Give the entries again, word for word.

BEGIN EXTRACTED MATERIAL

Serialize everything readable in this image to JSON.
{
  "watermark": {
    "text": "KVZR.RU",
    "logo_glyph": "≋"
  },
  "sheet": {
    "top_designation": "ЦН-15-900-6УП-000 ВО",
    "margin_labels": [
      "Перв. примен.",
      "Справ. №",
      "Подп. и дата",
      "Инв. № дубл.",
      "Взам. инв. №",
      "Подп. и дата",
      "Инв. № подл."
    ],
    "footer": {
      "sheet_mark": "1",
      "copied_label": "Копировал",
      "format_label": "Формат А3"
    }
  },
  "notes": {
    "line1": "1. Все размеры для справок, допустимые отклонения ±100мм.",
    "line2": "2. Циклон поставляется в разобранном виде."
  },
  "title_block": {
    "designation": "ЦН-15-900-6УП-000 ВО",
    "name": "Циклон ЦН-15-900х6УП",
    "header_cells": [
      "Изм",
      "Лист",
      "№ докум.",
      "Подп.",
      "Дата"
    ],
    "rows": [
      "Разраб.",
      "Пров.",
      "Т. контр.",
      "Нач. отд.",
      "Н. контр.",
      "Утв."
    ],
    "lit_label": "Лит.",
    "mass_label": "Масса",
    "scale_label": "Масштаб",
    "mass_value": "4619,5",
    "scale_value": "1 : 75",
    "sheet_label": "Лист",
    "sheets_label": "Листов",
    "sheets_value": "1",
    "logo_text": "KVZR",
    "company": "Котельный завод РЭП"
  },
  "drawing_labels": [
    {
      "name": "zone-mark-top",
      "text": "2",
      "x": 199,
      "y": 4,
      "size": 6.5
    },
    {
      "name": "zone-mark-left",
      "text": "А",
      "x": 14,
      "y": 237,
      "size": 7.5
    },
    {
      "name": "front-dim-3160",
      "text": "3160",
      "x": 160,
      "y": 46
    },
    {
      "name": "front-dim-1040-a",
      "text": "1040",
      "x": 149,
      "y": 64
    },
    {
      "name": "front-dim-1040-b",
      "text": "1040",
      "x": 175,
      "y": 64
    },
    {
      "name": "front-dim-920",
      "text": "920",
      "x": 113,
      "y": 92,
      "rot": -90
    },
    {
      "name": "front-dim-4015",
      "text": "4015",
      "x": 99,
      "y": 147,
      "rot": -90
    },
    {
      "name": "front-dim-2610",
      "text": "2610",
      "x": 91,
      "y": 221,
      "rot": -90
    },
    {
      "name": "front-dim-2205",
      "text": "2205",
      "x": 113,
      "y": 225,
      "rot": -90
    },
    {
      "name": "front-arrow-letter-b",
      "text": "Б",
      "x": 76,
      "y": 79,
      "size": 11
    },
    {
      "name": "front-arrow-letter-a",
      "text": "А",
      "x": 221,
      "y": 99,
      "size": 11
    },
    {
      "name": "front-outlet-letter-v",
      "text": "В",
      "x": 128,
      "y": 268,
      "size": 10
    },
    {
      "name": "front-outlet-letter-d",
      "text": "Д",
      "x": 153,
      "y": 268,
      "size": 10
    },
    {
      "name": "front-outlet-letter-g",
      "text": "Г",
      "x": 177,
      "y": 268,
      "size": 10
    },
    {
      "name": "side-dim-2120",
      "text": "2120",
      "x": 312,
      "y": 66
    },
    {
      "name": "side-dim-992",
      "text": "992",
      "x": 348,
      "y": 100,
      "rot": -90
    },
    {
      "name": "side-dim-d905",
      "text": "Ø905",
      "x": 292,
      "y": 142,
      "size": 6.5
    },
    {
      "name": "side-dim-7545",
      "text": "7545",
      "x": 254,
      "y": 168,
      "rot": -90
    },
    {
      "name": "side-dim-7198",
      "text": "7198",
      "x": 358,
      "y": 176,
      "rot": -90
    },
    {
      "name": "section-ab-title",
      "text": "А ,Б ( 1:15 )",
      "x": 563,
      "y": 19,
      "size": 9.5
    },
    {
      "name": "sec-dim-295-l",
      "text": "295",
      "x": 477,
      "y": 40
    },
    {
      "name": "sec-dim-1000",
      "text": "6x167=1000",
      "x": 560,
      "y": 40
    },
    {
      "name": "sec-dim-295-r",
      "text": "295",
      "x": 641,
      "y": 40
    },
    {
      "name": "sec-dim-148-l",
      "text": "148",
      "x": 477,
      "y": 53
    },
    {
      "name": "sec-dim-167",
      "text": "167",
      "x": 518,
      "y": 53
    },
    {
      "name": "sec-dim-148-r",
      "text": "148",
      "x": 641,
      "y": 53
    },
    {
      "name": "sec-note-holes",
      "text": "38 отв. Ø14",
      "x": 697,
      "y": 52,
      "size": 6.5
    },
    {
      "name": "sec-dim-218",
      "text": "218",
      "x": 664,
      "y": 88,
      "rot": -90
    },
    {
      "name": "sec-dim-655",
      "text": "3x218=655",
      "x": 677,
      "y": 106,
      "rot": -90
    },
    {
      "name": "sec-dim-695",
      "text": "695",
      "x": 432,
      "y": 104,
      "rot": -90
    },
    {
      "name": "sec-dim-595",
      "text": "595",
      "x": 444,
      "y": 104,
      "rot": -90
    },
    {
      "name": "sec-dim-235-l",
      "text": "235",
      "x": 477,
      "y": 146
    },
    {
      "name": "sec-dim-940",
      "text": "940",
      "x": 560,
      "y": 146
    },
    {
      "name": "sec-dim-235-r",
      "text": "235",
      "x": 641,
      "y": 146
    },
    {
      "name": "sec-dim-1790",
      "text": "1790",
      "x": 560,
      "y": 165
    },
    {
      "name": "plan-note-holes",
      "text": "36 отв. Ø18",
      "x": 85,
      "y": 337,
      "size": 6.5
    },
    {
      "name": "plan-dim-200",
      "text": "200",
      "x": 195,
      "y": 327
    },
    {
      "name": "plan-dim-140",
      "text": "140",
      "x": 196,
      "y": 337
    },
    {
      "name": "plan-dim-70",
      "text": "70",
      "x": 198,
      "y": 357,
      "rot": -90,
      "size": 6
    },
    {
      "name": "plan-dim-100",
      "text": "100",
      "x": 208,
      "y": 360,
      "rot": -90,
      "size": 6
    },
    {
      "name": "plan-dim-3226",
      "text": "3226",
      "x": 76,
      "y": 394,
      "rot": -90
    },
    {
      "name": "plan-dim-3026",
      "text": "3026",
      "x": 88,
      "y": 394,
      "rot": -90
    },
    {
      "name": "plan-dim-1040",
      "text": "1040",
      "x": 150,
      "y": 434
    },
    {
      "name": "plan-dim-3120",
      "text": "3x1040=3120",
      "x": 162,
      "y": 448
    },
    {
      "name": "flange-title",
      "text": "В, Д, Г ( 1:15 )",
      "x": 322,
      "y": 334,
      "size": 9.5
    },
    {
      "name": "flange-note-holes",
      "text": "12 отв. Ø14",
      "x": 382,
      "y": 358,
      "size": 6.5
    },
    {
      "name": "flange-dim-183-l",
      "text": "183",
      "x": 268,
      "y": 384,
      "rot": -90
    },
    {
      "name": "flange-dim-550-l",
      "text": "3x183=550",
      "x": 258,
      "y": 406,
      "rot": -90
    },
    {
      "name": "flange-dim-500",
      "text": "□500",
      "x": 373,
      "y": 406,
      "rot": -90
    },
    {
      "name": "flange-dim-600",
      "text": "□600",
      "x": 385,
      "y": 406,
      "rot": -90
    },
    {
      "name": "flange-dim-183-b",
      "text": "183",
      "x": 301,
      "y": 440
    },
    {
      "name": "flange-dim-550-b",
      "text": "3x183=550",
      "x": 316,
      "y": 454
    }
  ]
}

END EXTRACTED MATERIAL

* [THE OUTPUT]:
Serialize everything readable in this image to JSON.
{
  "watermark": {
    "text": "KVZR.RU",
    "logo_glyph": "≋"
  },
  "sheet": {
    "top_designation": "ЦН-15-900-6УП-000 ВО",
    "margin_labels": [
      "Перв. примен.",
      "Справ. №",
      "Подп. и дата",
      "Инв. № дубл.",
      "Взам. инв. №",
      "Подп. и дата",
      "Инв. № подл."
    ],
    "footer": {
      "sheet_mark": "1",
      "copied_label": "Копировал",
      "format_label": "Формат А3"
    }
  },
  "notes": {
    "line1": "1. Все размеры для справок, допустимые отклонения ±100мм.",
    "line2": "2. Циклон поставляется в разобранном виде."
  },
  "title_block": {
    "designation": "ЦН-15-900-6УП-000 ВО",
    "name": "Циклон ЦН-15-900х6УП",
    "header_cells": [
      "Изм",
      "Лист",
      "№ докум.",
      "Подп.",
      "Дата"
    ],
    "rows": [
      "Разраб.",
      "Пров.",
      "Т. контр.",
      "Нач. отд.",
      "Н. контр.",
      "Утв."
    ],
    "lit_label": "Лит.",
    "mass_label": "Масса",
    "scale_label": "Масштаб",
    "mass_value": "4619,5",
    "scale_value": "1 : 75",
    "sheet_label": "Лист",
    "sheets_label": "Листов",
    "sheets_value": "1",
    "logo_text": "KVZR",
    "company": "Котельный завод РЭП"
  },
  "drawing_labels": [
    {
      "name": "zone-mark-top",
      "text": "2",
      "x": 199,
      "y": 4,
      "size": 6.5
    },
    {
      "name": "zone-mark-left",
      "text": "А",
      "x": 14,
      "y": 237,
      "size": 7.5
    },
    {
      "name": "front-dim-3160",
      "text": "3160",
      "x": 160,
      "y": 46
    },
    {
      "name": "front-dim-1040-a",
      "text": "1040",
      "x": 149,
      "y": 64
    },
    {
      "name": "front-dim-1040-b",
      "text": "1040",
      "x": 175,
      "y": 64
    },
    {
      "name": "front-dim-920",
      "text": "920",
      "x": 113,
      "y": 92,
      "rot": -90
    },
    {
      "name": "front-dim-4015",
      "text": "4015",
      "x": 99,
      "y": 147,
      "rot": -90
    },
    {
      "name": "front-dim-2610",
      "text": "2610",
      "x": 91,
      "y": 221,
      "rot": -90
    },
    {
      "name": "front-dim-2205",
      "text": "2205",
      "x": 113,
      "y": 225,
      "rot": -90
    },
    {
      "name": "front-arrow-letter-b",
      "text": "Б",
      "x": 76,
      "y": 79,
      "size": 11
    },
    {
      "name": "front-arrow-letter-a",
      "text": "А",
      "x": 221,
      "y": 99,
      "size": 11
    },
    {
      "name": "front-outlet-letter-v",
      "text": "В",
      "x": 128,
      "y": 268,
      "size": 10
    },
    {
      "name": "front-outlet-letter-d",
      "text": "Д",
      "x": 153,
      "y": 268,
      "size": 10
    },
    {
      "name": "front-outlet-letter-g",
      "text": "Г",
      "x": 177,
      "y": 268,
      "size": 10
    },
    {
      "name": "side-dim-2120",
      "text": "2120",
      "x": 312,
      "y": 66
    },
    {
      "name": "side-dim-992",
      "text": "992",
      "x": 348,
      "y": 100,
      "rot": -90
    },
    {
      "name": "side-dim-d905",
      "text": "Ø905",
      "x": 292,
      "y": 142,
      "size": 6.5
    },
    {
      "name": "side-dim-7545",
      "text": "7545",
      "x": 254,
      "y": 168,
      "rot": -90
    },
    {
      "name": "side-dim-7198",
      "text": "7198",
      "x": 358,
      "y": 176,
      "rot": -90
    },
    {
      "name": "section-ab-title",
      "text": "А ,Б ( 1:15 )",
      "x": 563,
      "y": 19,
      "size": 9.5
    },
    {
      "name": "sec-dim-295-l",
      "text": "295",
      "x": 477,
      "y": 40
    },
    {
      "name": "sec-dim-1000",
      "text": "6x167=1000",
      "x": 560,
      "y": 40
    },
    {
      "name": "sec-dim-295-r",
      "text": "295",
      "x": 641,
      "y": 40
    },
    {
      "name": "sec-dim-148-l",
      "text": "148",
      "x": 477,
      "y": 53
    },
    {
      "name": "sec-dim-167",
      "text": "167",
      "x": 518,
      "y": 53
    },
    {
      "name": "sec-dim-148-r",
      "text": "148",
      "x": 641,
      "y": 53
    },
    {
      "name": "sec-note-holes",
      "text": "38 отв. Ø14",
      "x": 697,
      "y": 52,
      "size": 6.5
    },
    {
      "name": "sec-dim-218",
      "text": "218",
      "x": 664,
      "y": 88,
      "rot": -90
    },
    {
      "name": "sec-dim-655",
      "text": "3x218=655",
      "x": 677,
      "y": 106,
      "rot": -90
    },
    {
      "name": "sec-dim-695",
      "text": "695",
      "x": 432,
      "y": 104,
      "rot": -90
    },
    {
      "name": "sec-dim-595",
      "text": "595",
      "x": 444,
      "y": 104,
      "rot": -90
    },
    {
      "name": "sec-dim-235-l",
      "text": "235",
      "x": 477,
      "y": 146
    },
    {
      "name": "sec-dim-940",
      "text": "940",
      "x": 560,
      "y": 146
    },
    {
      "name": "sec-dim-235-r",
      "text": "235",
      "x": 641,
      "y": 146
    },
    {
      "name": "sec-dim-1790",
      "text": "1790",
      "x": 560,
      "y": 165
    },
    {
      "name": "plan-note-holes",
      "text": "36 отв. Ø18",
      "x": 85,
      "y": 337,
      "size": 6.5
    },
    {
      "name": "plan-dim-200",
      "text": "200",
      "x": 195,
      "y": 327
    },
    {
      "name": "plan-dim-140",
      "text": "140",
      "x": 196,
      "y": 337
    },
    {
      "name": "plan-dim-70",
      "text": "70",
      "x": 198,
      "y": 357,
      "rot": -90,
      "size": 6
    },
    {
      "name": "plan-dim-100",
      "text": "100",
      "x": 208,
      "y": 360,
      "rot": -90,
      "size": 6
    },
    {
      "name": "plan-dim-3226",
      "text": "3226",
      "x": 76,
      "y": 394,
      "rot": -90
    },
    {
      "name": "plan-dim-3026",
      "text": "3026",
      "x": 88,
      "y": 394,
      "rot": -90
    },
    {
      "name": "plan-dim-1040",
      "text": "1040",
      "x": 150,
      "y": 434
    },
    {
      "name": "plan-dim-3120",
      "text": "3x1040=3120",
      "x": 162,
      "y": 448
    },
    {
      "name": "flange-title",
      "text": "В, Д, Г ( 1:15 )",
      "x": 322,
      "y": 334,
      "size": 9.5
    },
    {
      "name": "flange-note-holes",
      "text": "12 отв. Ø14",
      "x": 382,
      "y": 358,
      "size": 6.5
    },
    {
      "name": "flange-dim-183-l",
      "text": "183",
      "x": 268,
      "y": 384,
      "rot": -90
    },
    {
      "name": "flange-dim-550-l",
      "text": "3x183=550",
      "x": 258,
      "y": 406,
      "rot": -90
    },
    {
      "name": "flange-dim-500",
      "text": "□500",
      "x": 373,
      "y": 406,
      "rot": -90
    },
    {
      "name": "flange-dim-600",
      "text": "□600",
      "x": 385,
      "y": 406,
      "rot": -90
    },
    {
      "name": "flange-dim-183-b",
      "text": "183",
      "x": 301,
      "y": 440
    },
    {
      "name": "flange-dim-550-b",
      "text": "3x183=550",
      "x": 316,
      "y": 454
    }
  ]
}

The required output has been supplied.